**WORK TO DO:** Output the full listing word for word.

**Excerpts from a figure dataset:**

▼▼▼

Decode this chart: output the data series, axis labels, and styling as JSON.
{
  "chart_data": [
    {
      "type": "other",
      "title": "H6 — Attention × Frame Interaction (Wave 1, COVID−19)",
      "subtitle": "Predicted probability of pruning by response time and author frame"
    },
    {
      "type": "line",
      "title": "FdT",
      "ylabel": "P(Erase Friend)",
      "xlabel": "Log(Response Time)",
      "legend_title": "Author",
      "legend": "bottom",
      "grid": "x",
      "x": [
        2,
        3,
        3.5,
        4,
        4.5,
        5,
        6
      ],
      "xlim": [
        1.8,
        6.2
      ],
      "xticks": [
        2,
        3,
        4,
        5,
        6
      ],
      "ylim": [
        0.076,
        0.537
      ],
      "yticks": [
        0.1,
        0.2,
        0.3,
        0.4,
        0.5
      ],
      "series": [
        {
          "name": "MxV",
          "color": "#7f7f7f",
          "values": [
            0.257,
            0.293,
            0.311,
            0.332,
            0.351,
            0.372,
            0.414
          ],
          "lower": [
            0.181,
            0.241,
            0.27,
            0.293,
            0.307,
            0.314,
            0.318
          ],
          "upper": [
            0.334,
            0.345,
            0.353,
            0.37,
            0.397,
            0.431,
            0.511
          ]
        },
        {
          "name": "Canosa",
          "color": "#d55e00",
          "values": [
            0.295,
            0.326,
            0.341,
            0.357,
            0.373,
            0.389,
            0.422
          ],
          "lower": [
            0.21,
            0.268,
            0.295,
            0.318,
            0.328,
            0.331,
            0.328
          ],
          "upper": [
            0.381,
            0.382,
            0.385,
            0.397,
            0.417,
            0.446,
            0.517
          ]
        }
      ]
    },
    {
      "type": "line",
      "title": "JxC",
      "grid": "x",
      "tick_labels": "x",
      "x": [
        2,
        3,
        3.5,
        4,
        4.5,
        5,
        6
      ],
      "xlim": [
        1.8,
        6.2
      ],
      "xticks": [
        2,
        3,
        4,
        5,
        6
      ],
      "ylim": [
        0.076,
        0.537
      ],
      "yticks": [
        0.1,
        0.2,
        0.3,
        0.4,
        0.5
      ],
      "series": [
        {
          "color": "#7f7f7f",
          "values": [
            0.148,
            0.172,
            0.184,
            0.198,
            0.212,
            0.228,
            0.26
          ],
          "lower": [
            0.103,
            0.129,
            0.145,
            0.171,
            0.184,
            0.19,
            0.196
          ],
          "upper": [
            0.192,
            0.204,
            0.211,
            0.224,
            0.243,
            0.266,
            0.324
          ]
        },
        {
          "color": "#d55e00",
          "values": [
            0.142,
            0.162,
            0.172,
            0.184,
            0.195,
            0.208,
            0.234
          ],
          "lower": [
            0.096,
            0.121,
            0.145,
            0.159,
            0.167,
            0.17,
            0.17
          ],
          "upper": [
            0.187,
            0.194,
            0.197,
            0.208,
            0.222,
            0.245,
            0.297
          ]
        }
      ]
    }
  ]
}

▲▲▲

**ANSWER FOR THIS EXERCISE:**
Decode this chart: output the data series, axis labels, and styling as JSON.
{
  "chart_data": [
    {
      "type": "other",
      "title": "H6 — Attention × Frame Interaction (Wave 1, COVID−19)",
      "subtitle": "Predicted probability of pruning by response time and author frame"
    },
    {
      "type": "line",
      "title": "FdT",
      "ylabel": "P(Erase Friend)",
      "xlabel": "Log(Response Time)",
      "legend_title": "Author",
      "legend": "bottom",
      "grid": "x",
      "x": [
        2,
        3,
        3.5,
        4,
        4.5,
        5,
        6
      ],
      "xlim": [
        1.8,
        6.2
      ],
      "xticks": [
        2,
        3,
        4,
        5,
        6
      ],
      "ylim": [
        0.076,
        0.537
      ],
      "yticks": [
        0.1,
        0.2,
        0.3,
        0.4,
        0.5
      ],
      "series": [
        {
          "name": "MxV",
          "color": "#7f7f7f",
          "values": [
            0.257,
            0.293,
            0.311,
            0.332,
            0.351,
            0.372,
            0.414
          ],
          "lower": [
            0.181,
            0.241,
            0.27,
            0.293,
            0.307,
            0.314,
            0.318
          ],
          "upper": [
            0.334,
            0.345,
            0.353,
            0.37,
            0.397,
            0.431,
            0.511
          ]
        },
        {
          "name": "Canosa",
          "color": "#d55e00",
          "values": [
            0.295,
            0.326,
            0.341,
            0.357,
            0.373,
            0.389,
            0.422
          ],
          "lower": [
            0.21,
            0.268,
            0.295,
            0.318,
            0.328,
            0.331,
            0.328
          ],
          "upper": [
            0.381,
            0.382,
            0.385,
            0.397,
            0.417,
            0.446,
            0.517
          ]
        }
      ]
    },
    {
      "type": "line",
      "title": "JxC",
      "grid": "x",
      "tick_labels": "x",
      "x": [
        2,
        3,
        3.5,
        4,
        4.5,
        5,
        6
      ],
      "xlim": [
        1.8,
        6.2
      ],
      "xticks": [
        2,
        3,
        4,
        5,
        6
      ],
      "ylim": [
        0.076,
        0.537
      ],
      "yticks": [
        0.1,
        0.2,
        0.3,
        0.4,
        0.5
      ],
      "series": [
        {
          "color": "#7f7f7f",
          "values": [
            0.148,
            0.172,
            0.184,
            0.198,
            0.212,
            0.228,
            0.26
          ],
          "lower": [
            0.103,
            0.129,
            0.145,
            0.171,
            0.184,
            0.19,
            0.196
          ],
          "upper": [
            0.192,
            0.204,
            0.211,
            0.224,
            0.243,
            0.266,
            0.324
          ]
        },
        {
          "color": "#d55e00",
          "values": [
            0.142,
            0.162,
            0.172,
            0.184,
            0.195,
            0.208,
            0.234
          ],
          "lower": [
            0.096,
            0.121,
            0.145,
            0.159,
            0.167,
            0.17,
            0.17
          ],
          "upper": [
            0.187,
            0.194,
            0.197,
            0.208,
            0.222,
            0.245,
            0.297
          ]
        }
      ]
    }
  ]
}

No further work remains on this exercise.